* The records

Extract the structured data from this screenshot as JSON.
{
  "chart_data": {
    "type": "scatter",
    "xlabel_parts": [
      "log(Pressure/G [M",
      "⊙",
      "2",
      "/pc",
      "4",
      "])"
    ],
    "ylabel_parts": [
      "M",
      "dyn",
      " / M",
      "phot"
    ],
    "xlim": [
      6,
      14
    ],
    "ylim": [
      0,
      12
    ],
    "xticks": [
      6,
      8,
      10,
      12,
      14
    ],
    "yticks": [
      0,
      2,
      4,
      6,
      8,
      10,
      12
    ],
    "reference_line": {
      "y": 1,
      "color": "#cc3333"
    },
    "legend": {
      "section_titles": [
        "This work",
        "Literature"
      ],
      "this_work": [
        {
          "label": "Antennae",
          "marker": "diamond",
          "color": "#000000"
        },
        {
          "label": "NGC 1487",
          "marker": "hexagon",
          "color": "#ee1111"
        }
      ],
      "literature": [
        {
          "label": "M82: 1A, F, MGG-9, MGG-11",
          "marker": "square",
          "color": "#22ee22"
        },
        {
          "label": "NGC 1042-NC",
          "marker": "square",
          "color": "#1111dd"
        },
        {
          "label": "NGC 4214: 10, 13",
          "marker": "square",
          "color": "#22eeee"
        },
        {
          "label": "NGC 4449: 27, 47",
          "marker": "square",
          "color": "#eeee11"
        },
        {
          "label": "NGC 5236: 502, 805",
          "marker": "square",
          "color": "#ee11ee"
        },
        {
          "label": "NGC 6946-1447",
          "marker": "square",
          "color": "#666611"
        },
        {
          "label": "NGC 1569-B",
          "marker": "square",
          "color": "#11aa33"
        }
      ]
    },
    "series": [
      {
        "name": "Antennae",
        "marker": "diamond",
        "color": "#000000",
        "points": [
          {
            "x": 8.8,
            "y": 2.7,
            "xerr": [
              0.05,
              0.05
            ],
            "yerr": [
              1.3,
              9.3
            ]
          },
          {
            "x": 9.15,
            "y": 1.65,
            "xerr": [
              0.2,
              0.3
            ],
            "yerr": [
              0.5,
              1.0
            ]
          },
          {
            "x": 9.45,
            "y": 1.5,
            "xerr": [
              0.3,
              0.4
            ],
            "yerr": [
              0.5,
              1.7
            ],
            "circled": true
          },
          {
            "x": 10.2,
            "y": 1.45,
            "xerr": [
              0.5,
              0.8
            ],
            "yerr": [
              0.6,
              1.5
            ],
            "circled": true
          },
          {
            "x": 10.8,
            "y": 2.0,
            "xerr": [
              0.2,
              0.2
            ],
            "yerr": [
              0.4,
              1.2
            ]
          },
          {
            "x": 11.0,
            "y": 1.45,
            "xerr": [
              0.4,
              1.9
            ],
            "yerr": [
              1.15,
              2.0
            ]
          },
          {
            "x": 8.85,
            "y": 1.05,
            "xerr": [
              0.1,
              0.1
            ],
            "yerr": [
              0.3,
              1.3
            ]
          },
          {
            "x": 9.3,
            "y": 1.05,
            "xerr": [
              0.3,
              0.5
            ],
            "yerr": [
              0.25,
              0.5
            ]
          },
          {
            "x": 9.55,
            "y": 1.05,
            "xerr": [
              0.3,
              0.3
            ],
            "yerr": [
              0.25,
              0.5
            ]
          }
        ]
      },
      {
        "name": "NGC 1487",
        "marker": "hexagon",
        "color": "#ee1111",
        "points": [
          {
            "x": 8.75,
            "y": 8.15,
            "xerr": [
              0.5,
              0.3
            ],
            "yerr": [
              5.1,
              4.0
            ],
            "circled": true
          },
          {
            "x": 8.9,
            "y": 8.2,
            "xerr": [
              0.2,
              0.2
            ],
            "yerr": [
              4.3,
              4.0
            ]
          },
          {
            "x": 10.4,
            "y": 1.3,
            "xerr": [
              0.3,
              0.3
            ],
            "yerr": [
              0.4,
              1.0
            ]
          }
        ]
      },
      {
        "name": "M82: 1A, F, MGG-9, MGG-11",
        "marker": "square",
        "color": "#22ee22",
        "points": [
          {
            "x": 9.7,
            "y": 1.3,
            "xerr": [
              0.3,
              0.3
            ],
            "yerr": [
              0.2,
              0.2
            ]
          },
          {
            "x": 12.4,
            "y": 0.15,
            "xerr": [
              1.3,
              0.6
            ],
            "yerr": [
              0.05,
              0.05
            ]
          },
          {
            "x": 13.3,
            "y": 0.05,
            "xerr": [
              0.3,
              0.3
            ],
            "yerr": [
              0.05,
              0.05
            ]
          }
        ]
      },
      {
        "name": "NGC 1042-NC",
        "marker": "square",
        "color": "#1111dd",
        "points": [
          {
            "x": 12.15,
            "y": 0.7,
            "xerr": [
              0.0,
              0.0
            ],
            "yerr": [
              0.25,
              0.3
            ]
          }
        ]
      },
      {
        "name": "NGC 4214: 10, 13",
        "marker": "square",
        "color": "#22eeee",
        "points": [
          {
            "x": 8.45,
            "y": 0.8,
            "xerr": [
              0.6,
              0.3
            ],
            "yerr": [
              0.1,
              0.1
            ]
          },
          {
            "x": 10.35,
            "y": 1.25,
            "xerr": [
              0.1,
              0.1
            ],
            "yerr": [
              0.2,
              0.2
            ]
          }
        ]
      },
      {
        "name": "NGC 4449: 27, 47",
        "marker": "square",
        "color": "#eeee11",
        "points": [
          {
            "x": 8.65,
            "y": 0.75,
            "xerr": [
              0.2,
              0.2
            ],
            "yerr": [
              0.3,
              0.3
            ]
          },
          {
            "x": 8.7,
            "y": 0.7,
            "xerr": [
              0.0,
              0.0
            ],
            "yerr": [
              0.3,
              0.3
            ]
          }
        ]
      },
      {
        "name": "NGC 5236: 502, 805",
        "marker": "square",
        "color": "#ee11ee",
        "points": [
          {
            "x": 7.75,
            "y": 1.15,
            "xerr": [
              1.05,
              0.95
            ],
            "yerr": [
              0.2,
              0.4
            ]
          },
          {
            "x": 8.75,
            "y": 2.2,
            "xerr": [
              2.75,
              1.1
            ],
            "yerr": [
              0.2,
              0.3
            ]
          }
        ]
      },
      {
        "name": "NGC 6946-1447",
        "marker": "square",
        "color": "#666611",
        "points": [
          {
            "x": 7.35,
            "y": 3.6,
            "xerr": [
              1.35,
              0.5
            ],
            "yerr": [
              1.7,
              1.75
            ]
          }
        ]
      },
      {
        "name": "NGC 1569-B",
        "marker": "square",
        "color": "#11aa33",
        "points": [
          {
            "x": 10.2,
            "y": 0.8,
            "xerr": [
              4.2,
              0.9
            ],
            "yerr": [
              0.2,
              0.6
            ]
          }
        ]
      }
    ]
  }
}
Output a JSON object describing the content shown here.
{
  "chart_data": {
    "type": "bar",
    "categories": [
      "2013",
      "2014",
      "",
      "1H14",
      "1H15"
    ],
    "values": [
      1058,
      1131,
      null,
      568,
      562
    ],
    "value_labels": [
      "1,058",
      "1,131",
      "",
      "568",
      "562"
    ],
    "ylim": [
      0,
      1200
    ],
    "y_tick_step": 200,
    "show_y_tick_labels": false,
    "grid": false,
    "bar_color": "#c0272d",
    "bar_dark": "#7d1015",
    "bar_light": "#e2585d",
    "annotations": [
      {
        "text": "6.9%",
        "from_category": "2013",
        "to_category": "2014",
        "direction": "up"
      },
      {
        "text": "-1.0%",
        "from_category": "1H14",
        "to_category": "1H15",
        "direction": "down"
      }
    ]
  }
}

* Task
Repeat every entry word for word.

* Exercise solution
Extract the structured data from this screenshot as JSON.
{
  "chart_data": {
    "type": "scatter",
    "xlabel_parts": [
      "log(Pressure/G [M",
      "⊙",
      "2",
      "/pc",
      "4",
      "])"
    ],
    "ylabel_parts": [
      "M",
      "dyn",
      " / M",
      "phot"
    ],
    "xlim": [
      6,
      14
    ],
    "ylim": [
      0,
      12
    ],
    "xticks": [
      6,
      8,
      10,
      12,
      14
    ],
    "yticks": [
      0,
      2,
      4,
      6,
      8,
      10,
      12
    ],
    "reference_line": {
      "y": 1,
      "color": "#cc3333"
    },
    "legend": {
      "section_titles": [
        "This work",
        "Literature"
      ],
      "this_work": [
        {
          "label": "Antennae",
          "marker": "diamond",
          "color": "#000000"
        },
        {
          "label": "NGC 1487",
          "marker": "hexagon",
          "color": "#ee1111"
        }
      ],
      "literature": [
        {
          "label": "M82: 1A, F, MGG-9, MGG-11",
          "marker": "square",
          "color": "#22ee22"
        },
        {
          "label": "NGC 1042-NC",
          "marker": "square",
          "color": "#1111dd"
        },
        {
          "label": "NGC 4214: 10, 13",
          "marker": "square",
          "color": "#22eeee"
        },
        {
          "label": "NGC 4449: 27, 47",
          "marker": "square",
          "color": "#eeee11"
        },
        {
          "label": "NGC 5236: 502, 805",
          "marker": "square",
          "color": "#ee11ee"
        },
        {
          "label": "NGC 6946-1447",
          "marker": "square",
          "color": "#666611"
        },
        {
          "label": "NGC 1569-B",
          "marker": "square",
          "color": "#11aa33"
        }
      ]
    },
    "series": [
      {
        "name": "Antennae",
        "marker": "diamond",
        "color": "#000000",
        "points": [
          {
            "x": 8.8,
            "y": 2.7,
            "xerr": [
              0.05,
              0.05
            ],
            "yerr": [
              1.3,
              9.3
            ]
          },
          {
            "x": 9.15,
            "y": 1.65,
            "xerr": [
              0.2,
              0.3
            ],
            "yerr": [
              0.5,
              1.0
            ]
          },
          {
            "x": 9.45,
            "y": 1.5,
            "xerr": [
              0.3,
              0.4
            ],
            "yerr": [
              0.5,
              1.7
            ],
            "circled": true
          },
          {
            "x": 10.2,
            "y": 1.45,
            "xerr": [
              0.5,
              0.8
            ],
            "yerr": [
              0.6,
              1.5
            ],
            "circled": true
          },
          {
            "x": 10.8,
            "y": 2.0,
            "xerr": [
              0.2,
              0.2
            ],
            "yerr": [
              0.4,
              1.2
            ]
          },
          {
            "x": 11.0,
            "y": 1.45,
            "xerr": [
              0.4,
              1.9
            ],
            "yerr": [
              1.15,
              2.0
            ]
          },
          {
            "x": 8.85,
            "y": 1.05,
            "xerr": [
              0.1,
              0.1
            ],
            "yerr": [
              0.3,
              1.3
            ]
          },
          {
            "x": 9.3,
            "y": 1.05,
            "xerr": [
              0.3,
              0.5
            ],
            "yerr": [
              0.25,
              0.5
            ]
          },
          {
            "x": 9.55,
            "y": 1.05,
            "xerr": [
              0.3,
              0.3
            ],
            "yerr": [
              0.25,
              0.5
            ]
          }
        ]
      },
      {
        "name": "NGC 1487",
        "marker": "hexagon",
        "color": "#ee1111",
        "points": [
          {
            "x": 8.75,
            "y": 8.15,
            "xerr": [
              0.5,
              0.3
            ],
            "yerr": [
              5.1,
              4.0
            ],
            "circled": true
          },
          {
            "x": 8.9,
            "y": 8.2,
            "xerr": [
              0.2,
              0.2
            ],
            "yerr": [
              4.3,
              4.0
            ]
          },
          {
            "x": 10.4,
            "y": 1.3,
            "xerr": [
              0.3,
              0.3
            ],
            "yerr": [
              0.4,
              1.0
            ]
          }
        ]
      },
      {
        "name": "M82: 1A, F, MGG-9, MGG-11",
        "marker": "square",
        "color": "#22ee22",
        "points": [
          {
            "x": 9.7,
            "y": 1.3,
            "xerr": [
              0.3,
              0.3
            ],
            "yerr": [
              0.2,
              0.2
            ]
          },
          {
            "x": 12.4,
            "y": 0.15,
            "xerr": [
              1.3,
              0.6
            ],
            "yerr": [
              0.05,
              0.05
            ]
          },
          {
            "x": 13.3,
            "y": 0.05,
            "xerr": [
              0.3,
              0.3
            ],
            "yerr": [
              0.05,
              0.05
            ]
          }
        ]
      },
      {
        "name": "NGC 1042-NC",
        "marker": "square",
        "color": "#1111dd",
        "points": [
          {
            "x": 12.15,
            "y": 0.7,
            "xerr": [
              0.0,
              0.0
            ],
            "yerr": [
              0.25,
              0.3
            ]
          }
        ]
      },
      {
        "name": "NGC 4214: 10, 13",
        "marker": "square",
        "color": "#22eeee",
        "points": [
          {
            "x": 8.45,
            "y": 0.8,
            "xerr": [
              0.6,
              0.3
            ],
            "yerr": [
              0.1,
              0.1
            ]
          },
          {
            "x": 10.35,
            "y": 1.25,
            "xerr": [
              0.1,
              0.1
            ],
            "yerr": [
              0.2,
              0.2
            ]
          }
        ]
      },
      {
        "name": "NGC 4449: 27, 47",
        "marker": "square",
        "color": "#eeee11",
        "points": [
          {
            "x": 8.65,
            "y": 0.75,
            "xerr": [
              0.2,
              0.2
            ],
            "yerr": [
              0.3,
              0.3
            ]
          },
          {
            "x": 8.7,
            "y": 0.7,
            "xerr": [
              0.0,
              0.0
            ],
            "yerr": [
              0.3,
              0.3
            ]
          }
        ]
      },
      {
        "name": "NGC 5236: 502, 805",
        "marker": "square",
        "color": "#ee11ee",
        "points": [
          {
            "x": 7.75,
            "y": 1.15,
            "xerr": [
              1.05,
              0.95
            ],
            "yerr": [
              0.2,
              0.4
            ]
          },
          {
            "x": 8.75,
            "y": 2.2,
            "xerr": [
              2.75,
              1.1
            ],
            "yerr": [
              0.2,
              0.3
            ]
          }
        ]
      },
      {
        "name": "NGC 6946-1447",
        "marker": "square",
        "color": "#666611",
        "points": [
          {
            "x": 7.35,
            "y": 3.6,
            "xerr": [
              1.35,
              0.5
            ],
            "yerr": [
              1.7,
              1.75
            ]
          }
        ]
      },
      {
        "name": "NGC 1569-B",
        "marker": "square",
        "color": "#11aa33",
        "points": [
          {
            "x": 10.2,
            "y": 0.8,
            "xerr": [
              4.2,
              0.9
            ],
            "yerr": [
              0.2,
              0.6
            ]
          }
        ]
      }
    ]
  }
}
Output a JSON object describing the content shown here.
{
  "chart_data": {
    "type": "bar",
    "categories": [
      "2013",
      "2014",
      "",
      "1H14",
      "1H15"
    ],
    "values": [
      1058,
      1131,
      null,
      568,
      562
    ],
    "value_labels": [
      "1,058",
      "1,131",
      "",
      "568",
      "562"
    ],
    "ylim": [
      0,
      1200
    ],
    "y_tick_step": 200,
    "show_y_tick_labels": false,
    "grid": false,
    "bar_color": "#c0272d",
    "bar_dark": "#7d1015",
    "bar_light": "#e2585d",
    "annotations": [
      {
        "text": "6.9%",
        "from_category": "2013",
        "to_category": "2014",
        "direction": "up"
      },
      {
        "text": "-1.0%",
        "from_category": "1H14",
        "to_category": "1H15",
        "direction": "down"
      }
    ]
  }
}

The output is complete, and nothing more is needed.